### Written problem
Copy every line of the listing that holds the string "camera".

Entries from a dataset:
################

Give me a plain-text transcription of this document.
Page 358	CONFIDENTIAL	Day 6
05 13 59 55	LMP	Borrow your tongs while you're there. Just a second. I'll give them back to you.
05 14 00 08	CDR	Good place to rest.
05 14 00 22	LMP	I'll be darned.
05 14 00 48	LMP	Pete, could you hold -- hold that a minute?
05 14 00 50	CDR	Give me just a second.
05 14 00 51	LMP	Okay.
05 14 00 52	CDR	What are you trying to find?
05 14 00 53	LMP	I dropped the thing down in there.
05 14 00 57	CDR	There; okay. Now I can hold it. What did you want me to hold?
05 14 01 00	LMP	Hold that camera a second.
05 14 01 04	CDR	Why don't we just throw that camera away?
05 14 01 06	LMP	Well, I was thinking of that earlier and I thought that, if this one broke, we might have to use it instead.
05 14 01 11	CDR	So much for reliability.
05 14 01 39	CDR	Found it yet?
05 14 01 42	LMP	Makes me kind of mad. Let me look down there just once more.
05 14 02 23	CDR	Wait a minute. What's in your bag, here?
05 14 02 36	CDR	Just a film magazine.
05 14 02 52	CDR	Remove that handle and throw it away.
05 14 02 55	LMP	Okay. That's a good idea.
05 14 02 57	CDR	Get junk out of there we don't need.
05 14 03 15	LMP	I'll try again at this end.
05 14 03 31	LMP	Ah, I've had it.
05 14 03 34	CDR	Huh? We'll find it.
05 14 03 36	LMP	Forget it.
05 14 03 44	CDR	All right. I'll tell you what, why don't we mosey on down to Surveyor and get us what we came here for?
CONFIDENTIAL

################

### Result of the exercise
05 14 01 00	LMP	Hold that camera a second.
05 14 01 04	CDR	Why don't we just throw that camera away?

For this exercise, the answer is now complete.